* **Directions**
Make an exact copy of the records, dropping all pictures.

* **Dataset rows**
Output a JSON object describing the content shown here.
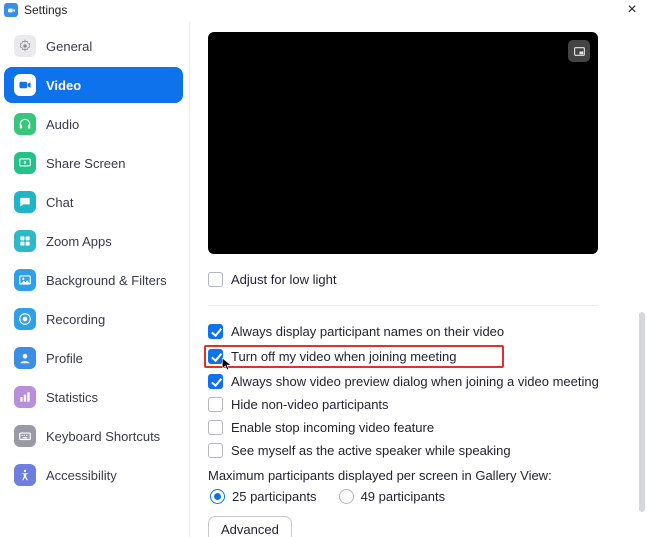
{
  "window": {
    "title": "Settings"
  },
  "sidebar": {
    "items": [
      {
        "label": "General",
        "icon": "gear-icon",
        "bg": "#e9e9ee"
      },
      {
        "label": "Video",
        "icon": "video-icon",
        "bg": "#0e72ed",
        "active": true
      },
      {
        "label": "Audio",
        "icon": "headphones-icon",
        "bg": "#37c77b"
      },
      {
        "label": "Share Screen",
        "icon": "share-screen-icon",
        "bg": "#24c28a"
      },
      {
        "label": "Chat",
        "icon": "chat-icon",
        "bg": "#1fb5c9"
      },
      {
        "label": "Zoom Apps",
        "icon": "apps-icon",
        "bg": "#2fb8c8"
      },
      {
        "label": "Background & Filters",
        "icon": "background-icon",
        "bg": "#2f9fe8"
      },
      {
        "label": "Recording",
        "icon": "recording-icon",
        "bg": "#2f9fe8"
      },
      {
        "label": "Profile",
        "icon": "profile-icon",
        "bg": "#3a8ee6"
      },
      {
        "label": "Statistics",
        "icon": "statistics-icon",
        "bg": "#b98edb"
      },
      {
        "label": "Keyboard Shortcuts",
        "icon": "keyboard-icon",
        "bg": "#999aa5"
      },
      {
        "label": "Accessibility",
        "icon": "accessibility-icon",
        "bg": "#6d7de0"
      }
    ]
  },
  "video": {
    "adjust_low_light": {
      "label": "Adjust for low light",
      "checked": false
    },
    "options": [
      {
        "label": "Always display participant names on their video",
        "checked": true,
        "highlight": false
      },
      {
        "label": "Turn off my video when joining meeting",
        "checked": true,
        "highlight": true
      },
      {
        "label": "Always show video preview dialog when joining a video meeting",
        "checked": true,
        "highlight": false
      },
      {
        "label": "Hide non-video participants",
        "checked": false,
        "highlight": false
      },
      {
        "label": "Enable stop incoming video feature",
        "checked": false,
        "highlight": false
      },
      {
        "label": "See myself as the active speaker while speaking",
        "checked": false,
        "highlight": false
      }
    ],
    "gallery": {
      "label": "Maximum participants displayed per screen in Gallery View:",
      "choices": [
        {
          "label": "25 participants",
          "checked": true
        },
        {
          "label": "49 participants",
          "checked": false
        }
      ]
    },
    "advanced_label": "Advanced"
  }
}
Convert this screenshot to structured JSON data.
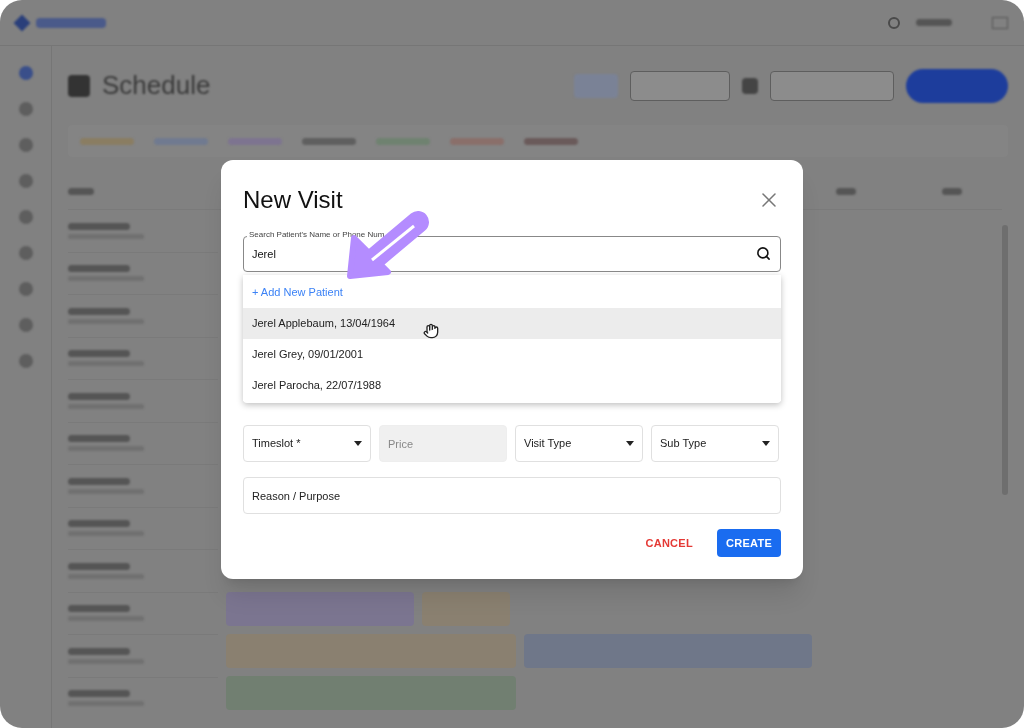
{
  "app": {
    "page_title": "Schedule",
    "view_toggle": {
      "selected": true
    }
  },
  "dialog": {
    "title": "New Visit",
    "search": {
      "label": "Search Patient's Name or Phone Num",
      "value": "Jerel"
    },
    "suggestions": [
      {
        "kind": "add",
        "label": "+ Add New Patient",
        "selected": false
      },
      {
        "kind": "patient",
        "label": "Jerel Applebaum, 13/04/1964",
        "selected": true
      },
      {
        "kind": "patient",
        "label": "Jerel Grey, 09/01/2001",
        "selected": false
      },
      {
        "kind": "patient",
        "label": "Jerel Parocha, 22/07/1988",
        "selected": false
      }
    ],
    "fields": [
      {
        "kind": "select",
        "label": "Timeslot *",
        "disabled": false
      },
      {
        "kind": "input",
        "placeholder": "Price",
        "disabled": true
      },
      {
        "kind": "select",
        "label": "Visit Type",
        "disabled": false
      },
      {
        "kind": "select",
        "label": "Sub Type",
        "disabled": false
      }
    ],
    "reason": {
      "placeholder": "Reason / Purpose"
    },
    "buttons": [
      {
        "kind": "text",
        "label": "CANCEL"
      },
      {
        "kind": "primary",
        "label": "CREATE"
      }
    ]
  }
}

* **Complete output**
Output a JSON object describing the content shown here.
{
  "window": {
    "title": "Settings"
  },
  "sidebar": {
    "items": [
      {
        "label": "General",
        "icon": "gear-icon",
        "bg": "#e9e9ee"
      },
      {
        "label": "Video",
        "icon": "video-icon",
        "bg": "#0e72ed",
        "active": true
      },
      {
        "label": "Audio",
        "icon": "headphones-icon",
        "bg": "#37c77b"
      },
      {
        "label": "Share Screen",
        "icon": "share-screen-icon",
        "bg": "#24c28a"
      },
      {
        "label": "Chat",
        "icon": "chat-icon",
        "bg": "#1fb5c9"
      },
      {
        "label": "Zoom Apps",
        "icon": "apps-icon",
        "bg": "#2fb8c8"
      },
      {
        "label": "Background & Filters",
        "icon": "background-icon",
        "bg": "#2f9fe8"
      },
      {
        "label": "Recording",
        "icon": "recording-icon",
        "bg": "#2f9fe8"
      },
      {
        "label": "Profile",
        "icon": "profile-icon",
        "bg": "#3a8ee6"
      },
      {
        "label": "Statistics",
        "icon": "statistics-icon",
        "bg": "#b98edb"
      },
      {
        "label": "Keyboard Shortcuts",
        "icon": "keyboard-icon",
        "bg": "#999aa5"
      },
      {
        "label": "Accessibility",
        "icon": "accessibility-icon",
        "bg": "#6d7de0"
      }
    ]
  },
  "video": {
    "adjust_low_light": {
      "label": "Adjust for low light",
      "checked": false
    },
    "options": [
      {
        "label": "Always display participant names on their video",
        "checked": true,
        "highlight": false
      },
      {
        "label": "Turn off my video when joining meeting",
        "checked": true,
        "highlight": true
      },
      {
        "label": "Always show video preview dialog when joining a video meeting",
        "checked": true,
        "highlight": false
      },
      {
        "label": "Hide non-video participants",
        "checked": false,
        "highlight": false
      },
      {
        "label": "Enable stop incoming video feature",
        "checked": false,
        "highlight": false
      },
      {
        "label": "See myself as the active speaker while speaking",
        "checked": false,
        "highlight": false
      }
    ],
    "gallery": {
      "label": "Maximum participants displayed per screen in Gallery View:",
      "choices": [
        {
          "label": "25 participants",
          "checked": true
        },
        {
          "label": "49 participants",
          "checked": false
        }
      ]
    },
    "advanced_label": "Advanced"
  }
}
Convert this screenshot to structured JSON data.
{
  "app": {
    "page_title": "Schedule",
    "view_toggle": {
      "selected": true
    }
  },
  "dialog": {
    "title": "New Visit",
    "search": {
      "label": "Search Patient's Name or Phone Num",
      "value": "Jerel"
    },
    "suggestions": [
      {
        "kind": "add",
        "label": "+ Add New Patient",
        "selected": false
      },
      {
        "kind": "patient",
        "label": "Jerel Applebaum, 13/04/1964",
        "selected": true
      },
      {
        "kind": "patient",
        "label": "Jerel Grey, 09/01/2001",
        "selected": false
      },
      {
        "kind": "patient",
        "label": "Jerel Parocha, 22/07/1988",
        "selected": false
      }
    ],
    "fields": [
      {
        "kind": "select",
        "label": "Timeslot *",
        "disabled": false
      },
      {
        "kind": "input",
        "placeholder": "Price",
        "disabled": true
      },
      {
        "kind": "select",
        "label": "Visit Type",
        "disabled": false
      },
      {
        "kind": "select",
        "label": "Sub Type",
        "disabled": false
      }
    ],
    "reason": {
      "placeholder": "Reason / Purpose"
    },
    "buttons": [
      {
        "kind": "text",
        "label": "CANCEL"
      },
      {
        "kind": "primary",
        "label": "CREATE"
      }
    ]
  }
}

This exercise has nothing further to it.